# SET PROBLEM
Please repeat the records below word for word, starting with the first line and going on through the line with "data-point (399, 301, 416, 318)", both ends included.

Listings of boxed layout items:
start

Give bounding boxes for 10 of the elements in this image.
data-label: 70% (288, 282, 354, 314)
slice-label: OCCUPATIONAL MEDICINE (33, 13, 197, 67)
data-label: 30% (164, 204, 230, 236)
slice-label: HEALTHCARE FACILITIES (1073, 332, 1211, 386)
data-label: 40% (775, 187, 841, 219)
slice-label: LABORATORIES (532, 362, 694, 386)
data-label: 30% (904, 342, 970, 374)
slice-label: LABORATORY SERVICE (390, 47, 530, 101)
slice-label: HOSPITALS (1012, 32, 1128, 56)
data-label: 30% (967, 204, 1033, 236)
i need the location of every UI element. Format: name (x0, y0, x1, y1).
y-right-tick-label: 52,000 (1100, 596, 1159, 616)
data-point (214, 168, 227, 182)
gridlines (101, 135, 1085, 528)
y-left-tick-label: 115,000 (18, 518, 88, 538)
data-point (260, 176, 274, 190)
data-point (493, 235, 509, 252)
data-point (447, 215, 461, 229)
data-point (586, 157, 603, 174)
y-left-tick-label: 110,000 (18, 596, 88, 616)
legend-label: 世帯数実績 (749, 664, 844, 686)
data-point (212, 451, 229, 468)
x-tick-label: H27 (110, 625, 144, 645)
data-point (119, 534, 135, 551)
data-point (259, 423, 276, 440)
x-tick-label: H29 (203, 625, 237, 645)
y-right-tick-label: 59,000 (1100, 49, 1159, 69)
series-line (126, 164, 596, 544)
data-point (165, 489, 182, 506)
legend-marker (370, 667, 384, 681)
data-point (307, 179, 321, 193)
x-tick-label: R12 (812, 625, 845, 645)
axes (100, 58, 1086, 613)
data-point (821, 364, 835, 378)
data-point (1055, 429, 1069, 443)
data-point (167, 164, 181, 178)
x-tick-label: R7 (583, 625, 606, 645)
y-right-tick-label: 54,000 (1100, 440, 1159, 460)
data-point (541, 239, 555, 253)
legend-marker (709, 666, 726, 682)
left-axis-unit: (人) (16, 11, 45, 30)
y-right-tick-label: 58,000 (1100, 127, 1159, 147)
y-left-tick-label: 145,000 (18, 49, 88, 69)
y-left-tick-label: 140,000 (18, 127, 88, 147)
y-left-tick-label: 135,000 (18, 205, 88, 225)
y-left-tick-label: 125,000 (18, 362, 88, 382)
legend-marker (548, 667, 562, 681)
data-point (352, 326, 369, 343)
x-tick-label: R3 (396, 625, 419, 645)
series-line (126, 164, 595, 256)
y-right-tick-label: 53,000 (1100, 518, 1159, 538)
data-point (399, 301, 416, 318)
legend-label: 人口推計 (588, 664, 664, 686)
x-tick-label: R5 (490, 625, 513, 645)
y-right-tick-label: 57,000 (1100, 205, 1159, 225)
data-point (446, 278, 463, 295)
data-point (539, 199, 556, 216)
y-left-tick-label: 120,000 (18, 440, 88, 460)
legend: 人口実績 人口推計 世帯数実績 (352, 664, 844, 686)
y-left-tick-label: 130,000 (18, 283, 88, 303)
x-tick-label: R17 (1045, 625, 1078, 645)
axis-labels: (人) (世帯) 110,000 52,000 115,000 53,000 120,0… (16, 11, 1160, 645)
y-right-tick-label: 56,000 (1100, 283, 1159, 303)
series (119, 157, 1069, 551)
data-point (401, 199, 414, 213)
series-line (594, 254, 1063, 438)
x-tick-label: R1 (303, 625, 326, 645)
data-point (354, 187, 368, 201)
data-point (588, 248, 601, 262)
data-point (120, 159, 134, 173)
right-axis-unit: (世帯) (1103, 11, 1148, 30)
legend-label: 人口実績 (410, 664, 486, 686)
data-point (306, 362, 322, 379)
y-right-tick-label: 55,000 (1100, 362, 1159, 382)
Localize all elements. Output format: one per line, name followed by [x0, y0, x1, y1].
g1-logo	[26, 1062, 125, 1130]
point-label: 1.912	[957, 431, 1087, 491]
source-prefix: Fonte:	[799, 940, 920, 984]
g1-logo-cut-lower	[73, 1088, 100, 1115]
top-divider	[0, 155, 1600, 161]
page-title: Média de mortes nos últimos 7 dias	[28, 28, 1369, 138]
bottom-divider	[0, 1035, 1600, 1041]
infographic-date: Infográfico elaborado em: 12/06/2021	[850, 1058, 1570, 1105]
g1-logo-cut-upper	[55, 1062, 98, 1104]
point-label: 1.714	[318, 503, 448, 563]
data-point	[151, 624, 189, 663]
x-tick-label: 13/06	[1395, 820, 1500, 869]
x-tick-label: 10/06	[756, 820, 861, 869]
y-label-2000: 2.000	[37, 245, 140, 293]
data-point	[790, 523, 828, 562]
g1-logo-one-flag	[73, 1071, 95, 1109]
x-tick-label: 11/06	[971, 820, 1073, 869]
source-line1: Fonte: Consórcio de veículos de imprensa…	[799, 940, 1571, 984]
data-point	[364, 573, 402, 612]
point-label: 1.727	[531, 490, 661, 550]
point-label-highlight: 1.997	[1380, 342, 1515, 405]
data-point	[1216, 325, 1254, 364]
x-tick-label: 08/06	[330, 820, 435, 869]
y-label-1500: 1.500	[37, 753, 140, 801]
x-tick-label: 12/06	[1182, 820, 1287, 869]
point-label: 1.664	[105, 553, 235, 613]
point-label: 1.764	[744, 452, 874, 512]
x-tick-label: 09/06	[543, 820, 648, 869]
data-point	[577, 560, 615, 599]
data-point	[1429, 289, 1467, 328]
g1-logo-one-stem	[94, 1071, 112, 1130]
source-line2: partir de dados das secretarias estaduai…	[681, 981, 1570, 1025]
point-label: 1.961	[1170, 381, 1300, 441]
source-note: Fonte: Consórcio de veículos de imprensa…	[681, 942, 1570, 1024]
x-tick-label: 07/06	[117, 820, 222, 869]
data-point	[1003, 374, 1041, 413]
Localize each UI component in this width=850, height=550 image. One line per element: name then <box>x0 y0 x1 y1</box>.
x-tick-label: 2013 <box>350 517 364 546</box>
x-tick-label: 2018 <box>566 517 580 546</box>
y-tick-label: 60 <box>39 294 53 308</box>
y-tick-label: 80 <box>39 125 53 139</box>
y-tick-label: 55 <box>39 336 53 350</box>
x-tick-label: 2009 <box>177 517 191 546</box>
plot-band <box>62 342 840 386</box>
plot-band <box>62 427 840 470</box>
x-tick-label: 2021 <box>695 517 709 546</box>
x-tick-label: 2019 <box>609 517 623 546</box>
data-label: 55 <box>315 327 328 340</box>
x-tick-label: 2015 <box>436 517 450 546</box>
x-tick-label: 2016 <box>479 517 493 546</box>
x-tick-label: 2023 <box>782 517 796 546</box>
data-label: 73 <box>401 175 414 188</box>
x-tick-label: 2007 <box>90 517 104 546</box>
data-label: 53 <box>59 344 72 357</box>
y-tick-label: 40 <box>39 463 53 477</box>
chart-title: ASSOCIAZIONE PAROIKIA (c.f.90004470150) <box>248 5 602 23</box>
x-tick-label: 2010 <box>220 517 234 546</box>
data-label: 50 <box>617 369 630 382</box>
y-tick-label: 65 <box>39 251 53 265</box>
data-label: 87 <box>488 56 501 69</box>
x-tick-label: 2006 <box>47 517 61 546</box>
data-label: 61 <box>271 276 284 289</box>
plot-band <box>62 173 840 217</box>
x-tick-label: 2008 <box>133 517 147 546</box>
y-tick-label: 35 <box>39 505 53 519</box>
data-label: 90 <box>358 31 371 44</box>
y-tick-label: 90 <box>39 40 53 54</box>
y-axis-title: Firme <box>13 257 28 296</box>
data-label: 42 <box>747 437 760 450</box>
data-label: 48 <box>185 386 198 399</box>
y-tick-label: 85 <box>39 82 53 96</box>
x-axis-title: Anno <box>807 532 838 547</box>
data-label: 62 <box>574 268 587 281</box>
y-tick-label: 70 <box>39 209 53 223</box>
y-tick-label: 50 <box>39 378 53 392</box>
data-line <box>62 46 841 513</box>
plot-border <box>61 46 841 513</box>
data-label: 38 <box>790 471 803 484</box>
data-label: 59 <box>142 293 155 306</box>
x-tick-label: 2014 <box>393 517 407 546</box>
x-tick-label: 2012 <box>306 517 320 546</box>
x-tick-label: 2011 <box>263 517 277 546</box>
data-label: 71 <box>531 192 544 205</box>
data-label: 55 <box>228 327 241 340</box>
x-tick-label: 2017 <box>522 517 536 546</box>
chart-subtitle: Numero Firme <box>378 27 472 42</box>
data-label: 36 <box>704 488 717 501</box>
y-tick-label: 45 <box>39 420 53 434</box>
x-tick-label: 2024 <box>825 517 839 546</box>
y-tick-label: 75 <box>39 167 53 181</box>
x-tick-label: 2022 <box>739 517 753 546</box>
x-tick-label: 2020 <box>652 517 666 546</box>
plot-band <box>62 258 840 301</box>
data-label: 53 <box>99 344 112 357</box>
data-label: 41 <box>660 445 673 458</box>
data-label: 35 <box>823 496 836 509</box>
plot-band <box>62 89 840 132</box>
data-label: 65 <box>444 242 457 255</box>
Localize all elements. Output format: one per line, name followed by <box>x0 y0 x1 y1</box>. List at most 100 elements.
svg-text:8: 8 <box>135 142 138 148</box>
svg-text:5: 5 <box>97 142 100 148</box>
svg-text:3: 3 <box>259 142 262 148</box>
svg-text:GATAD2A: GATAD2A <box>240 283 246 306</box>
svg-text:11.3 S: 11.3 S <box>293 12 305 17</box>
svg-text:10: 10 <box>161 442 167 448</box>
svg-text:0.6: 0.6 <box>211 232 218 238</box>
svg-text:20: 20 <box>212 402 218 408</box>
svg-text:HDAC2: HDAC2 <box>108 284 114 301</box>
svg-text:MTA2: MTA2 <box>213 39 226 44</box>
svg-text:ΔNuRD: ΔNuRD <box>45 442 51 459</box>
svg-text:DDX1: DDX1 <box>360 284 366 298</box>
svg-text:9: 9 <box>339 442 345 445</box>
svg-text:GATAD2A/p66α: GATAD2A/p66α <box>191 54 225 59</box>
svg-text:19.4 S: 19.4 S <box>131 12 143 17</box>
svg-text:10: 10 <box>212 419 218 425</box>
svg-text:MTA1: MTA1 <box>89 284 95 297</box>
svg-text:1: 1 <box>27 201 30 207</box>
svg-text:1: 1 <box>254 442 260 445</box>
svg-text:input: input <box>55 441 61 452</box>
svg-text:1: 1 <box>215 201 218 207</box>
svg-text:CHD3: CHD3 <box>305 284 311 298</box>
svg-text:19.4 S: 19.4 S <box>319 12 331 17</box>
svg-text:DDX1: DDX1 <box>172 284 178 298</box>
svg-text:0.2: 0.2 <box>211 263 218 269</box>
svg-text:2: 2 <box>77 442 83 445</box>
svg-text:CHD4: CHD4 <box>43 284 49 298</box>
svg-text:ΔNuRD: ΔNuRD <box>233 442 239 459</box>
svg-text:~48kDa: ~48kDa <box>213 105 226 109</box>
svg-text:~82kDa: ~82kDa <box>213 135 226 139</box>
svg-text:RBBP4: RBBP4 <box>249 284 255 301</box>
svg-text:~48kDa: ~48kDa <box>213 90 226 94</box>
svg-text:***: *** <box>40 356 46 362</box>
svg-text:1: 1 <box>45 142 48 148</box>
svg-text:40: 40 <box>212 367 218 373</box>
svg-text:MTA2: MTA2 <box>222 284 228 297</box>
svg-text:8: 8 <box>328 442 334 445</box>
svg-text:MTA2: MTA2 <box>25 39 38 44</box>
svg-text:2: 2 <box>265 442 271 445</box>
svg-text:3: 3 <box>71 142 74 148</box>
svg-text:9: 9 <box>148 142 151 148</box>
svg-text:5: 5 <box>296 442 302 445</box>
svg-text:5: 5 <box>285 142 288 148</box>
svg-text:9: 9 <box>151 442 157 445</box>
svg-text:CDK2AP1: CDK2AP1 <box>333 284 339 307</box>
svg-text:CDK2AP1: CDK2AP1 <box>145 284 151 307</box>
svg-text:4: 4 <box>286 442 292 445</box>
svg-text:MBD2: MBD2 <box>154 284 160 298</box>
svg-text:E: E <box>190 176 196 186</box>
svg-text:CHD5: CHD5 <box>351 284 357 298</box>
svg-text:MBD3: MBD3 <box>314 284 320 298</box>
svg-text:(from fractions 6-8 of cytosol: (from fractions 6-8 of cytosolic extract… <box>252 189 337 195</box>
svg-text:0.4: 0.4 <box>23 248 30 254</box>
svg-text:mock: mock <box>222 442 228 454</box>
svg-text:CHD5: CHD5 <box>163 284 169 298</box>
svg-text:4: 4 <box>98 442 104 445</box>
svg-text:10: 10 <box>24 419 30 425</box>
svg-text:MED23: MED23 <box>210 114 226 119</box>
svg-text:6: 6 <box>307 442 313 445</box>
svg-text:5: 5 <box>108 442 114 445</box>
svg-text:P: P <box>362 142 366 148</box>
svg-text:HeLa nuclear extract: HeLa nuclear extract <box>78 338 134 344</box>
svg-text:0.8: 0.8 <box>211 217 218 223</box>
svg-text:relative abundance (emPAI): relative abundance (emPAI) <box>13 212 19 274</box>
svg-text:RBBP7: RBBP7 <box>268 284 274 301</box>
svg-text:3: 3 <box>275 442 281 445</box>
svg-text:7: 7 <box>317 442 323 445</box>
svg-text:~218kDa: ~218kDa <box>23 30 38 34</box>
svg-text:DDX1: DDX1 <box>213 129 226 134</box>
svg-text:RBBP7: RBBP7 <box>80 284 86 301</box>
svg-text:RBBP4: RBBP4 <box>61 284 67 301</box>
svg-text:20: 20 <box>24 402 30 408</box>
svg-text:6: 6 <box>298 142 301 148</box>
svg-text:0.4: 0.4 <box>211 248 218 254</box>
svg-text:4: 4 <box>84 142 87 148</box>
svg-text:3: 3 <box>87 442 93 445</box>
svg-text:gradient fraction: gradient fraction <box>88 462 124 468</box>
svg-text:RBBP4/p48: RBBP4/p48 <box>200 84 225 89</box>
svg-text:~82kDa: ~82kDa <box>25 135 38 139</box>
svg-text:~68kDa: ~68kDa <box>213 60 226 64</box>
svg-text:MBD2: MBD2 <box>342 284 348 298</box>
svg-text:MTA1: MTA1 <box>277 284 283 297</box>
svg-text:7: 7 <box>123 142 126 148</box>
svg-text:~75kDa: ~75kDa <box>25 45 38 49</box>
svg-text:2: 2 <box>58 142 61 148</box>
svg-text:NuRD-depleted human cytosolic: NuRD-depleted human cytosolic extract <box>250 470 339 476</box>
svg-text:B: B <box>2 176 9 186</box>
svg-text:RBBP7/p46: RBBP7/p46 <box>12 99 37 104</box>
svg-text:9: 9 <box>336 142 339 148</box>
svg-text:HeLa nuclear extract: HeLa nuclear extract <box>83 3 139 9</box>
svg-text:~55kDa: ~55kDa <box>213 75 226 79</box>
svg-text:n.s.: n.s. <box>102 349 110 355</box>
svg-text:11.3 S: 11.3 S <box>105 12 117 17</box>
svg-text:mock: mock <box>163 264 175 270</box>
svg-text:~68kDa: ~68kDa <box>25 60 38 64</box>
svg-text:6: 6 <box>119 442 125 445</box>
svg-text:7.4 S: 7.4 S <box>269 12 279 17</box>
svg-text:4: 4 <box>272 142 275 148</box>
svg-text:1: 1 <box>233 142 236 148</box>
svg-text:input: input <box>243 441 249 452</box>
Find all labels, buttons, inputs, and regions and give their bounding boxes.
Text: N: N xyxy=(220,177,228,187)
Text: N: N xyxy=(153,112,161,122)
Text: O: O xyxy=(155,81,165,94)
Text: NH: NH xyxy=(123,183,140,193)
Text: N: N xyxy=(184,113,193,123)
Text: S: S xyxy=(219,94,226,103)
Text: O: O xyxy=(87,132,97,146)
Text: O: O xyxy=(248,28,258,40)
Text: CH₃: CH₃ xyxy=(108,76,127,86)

end

# SOLUTION TO THIS PROBLEM
Give bounding boxes for 10 of the elements in this image.
data-label: 70% (288, 282, 354, 314)
slice-label: OCCUPATIONAL MEDICINE (33, 13, 197, 67)
data-label: 30% (164, 204, 230, 236)
slice-label: HEALTHCARE FACILITIES (1073, 332, 1211, 386)
data-label: 40% (775, 187, 841, 219)
slice-label: LABORATORIES (532, 362, 694, 386)
data-label: 30% (904, 342, 970, 374)
slice-label: LABORATORY SERVICE (390, 47, 530, 101)
slice-label: HOSPITALS (1012, 32, 1128, 56)
data-label: 30% (967, 204, 1033, 236)
i need the location of every UI element. Format: name (x0, y0, x1, y1).
y-right-tick-label: 52,000 (1100, 596, 1159, 616)
data-point (214, 168, 227, 182)
gridlines (101, 135, 1085, 528)
y-left-tick-label: 115,000 (18, 518, 88, 538)
data-point (260, 176, 274, 190)
data-point (493, 235, 509, 252)
data-point (447, 215, 461, 229)
data-point (586, 157, 603, 174)
y-left-tick-label: 110,000 (18, 596, 88, 616)
legend-label: 世帯数実績 (749, 664, 844, 686)
data-point (212, 451, 229, 468)
x-tick-label: H27 (110, 625, 144, 645)
data-point (119, 534, 135, 551)
data-point (259, 423, 276, 440)
x-tick-label: H29 (203, 625, 237, 645)
y-right-tick-label: 59,000 (1100, 49, 1159, 69)
series-line (126, 164, 596, 544)
data-point (165, 489, 182, 506)
legend-marker (370, 667, 384, 681)
data-point (307, 179, 321, 193)
x-tick-label: R12 (812, 625, 845, 645)
axes (100, 58, 1086, 613)
data-point (821, 364, 835, 378)
data-point (1055, 429, 1069, 443)
data-point (167, 164, 181, 178)
x-tick-label: R7 (583, 625, 606, 645)
y-right-tick-label: 54,000 (1100, 440, 1159, 460)
data-point (541, 239, 555, 253)
legend-marker (709, 666, 726, 682)
left-axis-unit: (人) (16, 11, 45, 30)
y-right-tick-label: 58,000 (1100, 127, 1159, 147)
y-left-tick-label: 145,000 (18, 49, 88, 69)
y-left-tick-label: 140,000 (18, 127, 88, 147)
y-left-tick-label: 135,000 (18, 205, 88, 225)
y-left-tick-label: 125,000 (18, 362, 88, 382)
legend-marker (548, 667, 562, 681)
data-point (352, 326, 369, 343)
x-tick-label: R3 (396, 625, 419, 645)
series-line (126, 164, 595, 256)
y-right-tick-label: 53,000 (1100, 518, 1159, 538)
data-point (399, 301, 416, 318)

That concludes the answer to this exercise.